* _Aim of the exercise_
Return every line of the records that contains the string "settings".

════

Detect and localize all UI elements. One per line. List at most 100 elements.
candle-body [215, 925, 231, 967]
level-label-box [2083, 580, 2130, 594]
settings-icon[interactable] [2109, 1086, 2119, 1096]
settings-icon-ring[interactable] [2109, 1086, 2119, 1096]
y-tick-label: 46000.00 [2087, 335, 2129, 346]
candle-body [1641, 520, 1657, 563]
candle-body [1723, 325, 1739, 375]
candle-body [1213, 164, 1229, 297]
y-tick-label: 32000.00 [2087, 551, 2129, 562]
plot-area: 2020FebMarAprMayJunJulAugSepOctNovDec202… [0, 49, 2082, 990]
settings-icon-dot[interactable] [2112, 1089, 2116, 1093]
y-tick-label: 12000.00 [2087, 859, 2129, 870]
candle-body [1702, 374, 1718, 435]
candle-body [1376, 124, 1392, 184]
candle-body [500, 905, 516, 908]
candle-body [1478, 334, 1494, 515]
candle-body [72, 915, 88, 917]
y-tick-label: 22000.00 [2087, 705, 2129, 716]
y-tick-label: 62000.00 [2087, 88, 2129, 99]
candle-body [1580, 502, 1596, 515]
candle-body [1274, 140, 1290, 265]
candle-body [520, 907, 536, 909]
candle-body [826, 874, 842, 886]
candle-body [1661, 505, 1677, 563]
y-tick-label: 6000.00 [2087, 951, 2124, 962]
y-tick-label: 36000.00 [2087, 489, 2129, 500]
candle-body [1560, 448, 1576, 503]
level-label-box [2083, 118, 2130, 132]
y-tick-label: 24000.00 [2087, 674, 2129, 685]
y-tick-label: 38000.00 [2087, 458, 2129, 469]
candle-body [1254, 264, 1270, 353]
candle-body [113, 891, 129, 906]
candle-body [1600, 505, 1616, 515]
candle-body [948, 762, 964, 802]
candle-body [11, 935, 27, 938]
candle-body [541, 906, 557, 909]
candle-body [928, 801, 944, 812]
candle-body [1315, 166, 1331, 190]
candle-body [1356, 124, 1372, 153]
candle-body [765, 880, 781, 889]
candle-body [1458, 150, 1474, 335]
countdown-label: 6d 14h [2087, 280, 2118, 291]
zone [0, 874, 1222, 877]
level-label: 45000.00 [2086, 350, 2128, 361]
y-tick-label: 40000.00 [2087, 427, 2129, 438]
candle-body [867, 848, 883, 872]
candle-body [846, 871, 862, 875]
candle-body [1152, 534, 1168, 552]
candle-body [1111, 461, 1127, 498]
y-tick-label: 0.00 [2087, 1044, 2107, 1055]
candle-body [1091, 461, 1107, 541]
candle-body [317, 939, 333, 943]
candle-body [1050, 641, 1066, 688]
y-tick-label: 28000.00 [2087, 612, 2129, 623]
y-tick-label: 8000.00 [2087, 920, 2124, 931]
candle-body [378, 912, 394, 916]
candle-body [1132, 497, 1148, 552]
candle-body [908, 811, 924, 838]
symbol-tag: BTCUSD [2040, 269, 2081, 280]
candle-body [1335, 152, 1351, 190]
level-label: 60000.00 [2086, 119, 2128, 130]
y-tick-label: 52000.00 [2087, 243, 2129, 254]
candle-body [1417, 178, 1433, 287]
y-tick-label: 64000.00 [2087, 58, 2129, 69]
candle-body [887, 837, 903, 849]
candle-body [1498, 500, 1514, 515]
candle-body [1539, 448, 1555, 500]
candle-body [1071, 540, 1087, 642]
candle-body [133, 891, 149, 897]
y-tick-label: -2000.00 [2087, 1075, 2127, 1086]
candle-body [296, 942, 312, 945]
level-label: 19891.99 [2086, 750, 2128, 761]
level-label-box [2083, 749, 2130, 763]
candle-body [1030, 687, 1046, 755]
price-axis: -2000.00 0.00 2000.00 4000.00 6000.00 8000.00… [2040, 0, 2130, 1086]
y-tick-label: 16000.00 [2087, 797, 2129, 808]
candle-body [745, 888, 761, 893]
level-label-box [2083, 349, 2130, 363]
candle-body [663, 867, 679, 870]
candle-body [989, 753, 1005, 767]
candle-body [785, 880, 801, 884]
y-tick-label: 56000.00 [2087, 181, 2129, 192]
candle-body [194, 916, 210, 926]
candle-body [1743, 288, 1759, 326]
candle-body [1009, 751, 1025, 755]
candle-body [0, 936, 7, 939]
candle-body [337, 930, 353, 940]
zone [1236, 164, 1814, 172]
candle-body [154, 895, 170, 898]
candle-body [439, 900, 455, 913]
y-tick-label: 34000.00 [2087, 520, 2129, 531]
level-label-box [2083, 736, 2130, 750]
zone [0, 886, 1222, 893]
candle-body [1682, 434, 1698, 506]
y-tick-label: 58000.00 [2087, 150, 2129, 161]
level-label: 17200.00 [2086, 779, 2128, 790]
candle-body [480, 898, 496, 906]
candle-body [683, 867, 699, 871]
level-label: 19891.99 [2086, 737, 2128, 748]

════

* _Final result_
settings-icon[interactable] [2109, 1086, 2119, 1096]
settings-icon-ring[interactable] [2109, 1086, 2119, 1096]
settings-icon-dot[interactable] [2112, 1089, 2116, 1093]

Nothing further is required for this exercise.